- _INSTRUCTIONS TO FOLLOW_:
Leave out every picture, and return exactly the lines from the line containing "Give me the" through the end of the records below, both inclusive.

- _TASK INPUTS_:
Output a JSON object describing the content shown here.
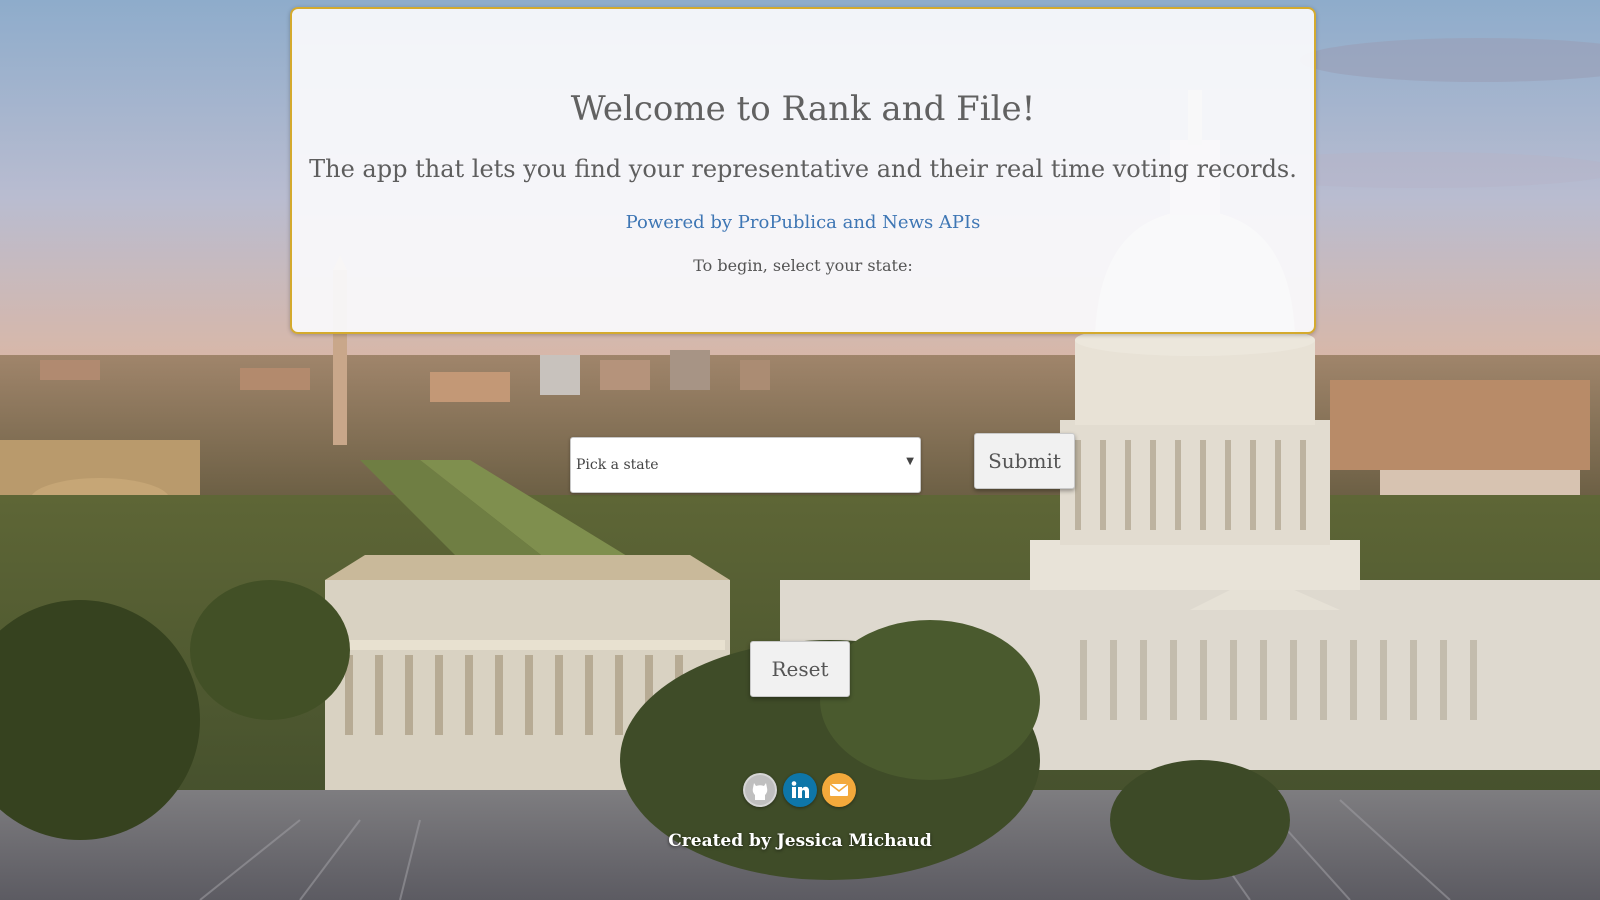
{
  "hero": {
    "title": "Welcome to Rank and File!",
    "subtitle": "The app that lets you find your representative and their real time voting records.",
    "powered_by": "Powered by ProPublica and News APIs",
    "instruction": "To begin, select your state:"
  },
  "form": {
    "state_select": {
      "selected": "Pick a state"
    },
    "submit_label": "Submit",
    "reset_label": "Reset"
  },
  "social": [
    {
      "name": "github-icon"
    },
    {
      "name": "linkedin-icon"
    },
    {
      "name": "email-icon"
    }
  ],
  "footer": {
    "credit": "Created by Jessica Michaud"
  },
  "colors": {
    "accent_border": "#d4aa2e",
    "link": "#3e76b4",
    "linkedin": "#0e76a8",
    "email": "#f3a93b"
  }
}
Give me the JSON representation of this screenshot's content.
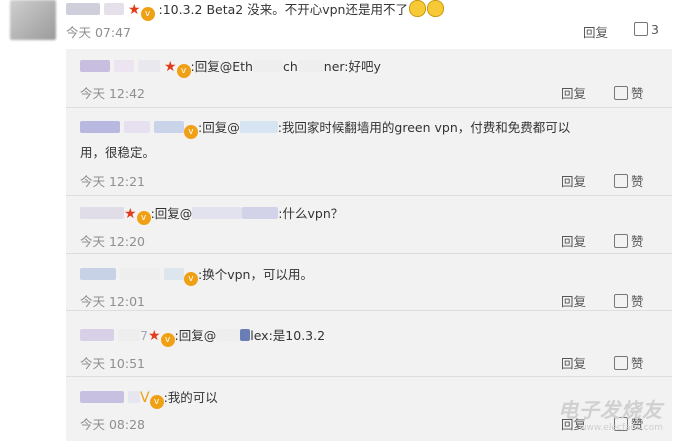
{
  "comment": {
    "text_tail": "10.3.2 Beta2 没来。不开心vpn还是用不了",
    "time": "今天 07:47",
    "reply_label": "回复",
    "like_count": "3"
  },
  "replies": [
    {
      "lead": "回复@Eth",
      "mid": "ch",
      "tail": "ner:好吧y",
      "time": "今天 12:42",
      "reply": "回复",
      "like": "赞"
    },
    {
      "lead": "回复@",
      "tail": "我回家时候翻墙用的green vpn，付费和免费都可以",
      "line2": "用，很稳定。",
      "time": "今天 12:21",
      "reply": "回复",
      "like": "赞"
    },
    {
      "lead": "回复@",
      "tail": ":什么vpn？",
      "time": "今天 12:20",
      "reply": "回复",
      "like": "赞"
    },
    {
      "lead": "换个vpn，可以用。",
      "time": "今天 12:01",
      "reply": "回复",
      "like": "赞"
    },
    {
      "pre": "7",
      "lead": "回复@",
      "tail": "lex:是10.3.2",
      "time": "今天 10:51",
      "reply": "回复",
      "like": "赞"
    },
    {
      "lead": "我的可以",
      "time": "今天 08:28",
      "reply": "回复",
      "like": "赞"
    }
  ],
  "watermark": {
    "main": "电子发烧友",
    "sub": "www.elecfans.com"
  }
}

- _SOLUTION FOR THIS EXERCISE_:
Give me the JSON representation of this screenshot's content.
{
  "comment": {
    "text_tail": "10.3.2 Beta2 没来。不开心vpn还是用不了",
    "time": "今天 07:47",
    "reply_label": "回复",
    "like_count": "3"
  },
  "replies": [
    {
      "lead": "回复@Eth",
      "mid": "ch",
      "tail": "ner:好吧y",
      "time": "今天 12:42",
      "reply": "回复",
      "like": "赞"
    },
    {
      "lead": "回复@",
      "tail": "我回家时候翻墙用的green vpn，付费和免费都可以",
      "line2": "用，很稳定。",
      "time": "今天 12:21",
      "reply": "回复",
      "like": "赞"
    },
    {
      "lead": "回复@",
      "tail": ":什么vpn？",
      "time": "今天 12:20",
      "reply": "回复",
      "like": "赞"
    },
    {
      "lead": "换个vpn，可以用。",
      "time": "今天 12:01",
      "reply": "回复",
      "like": "赞"
    },
    {
      "pre": "7",
      "lead": "回复@",
      "tail": "lex:是10.3.2",
      "time": "今天 10:51",
      "reply": "回复",
      "like": "赞"
    },
    {
      "lead": "我的可以",
      "time": "今天 08:28",
      "reply": "回复",
      "like": "赞"
    }
  ],
  "watermark": {
    "main": "电子发烧友",
    "sub": "www.elecfans.com"
  }
}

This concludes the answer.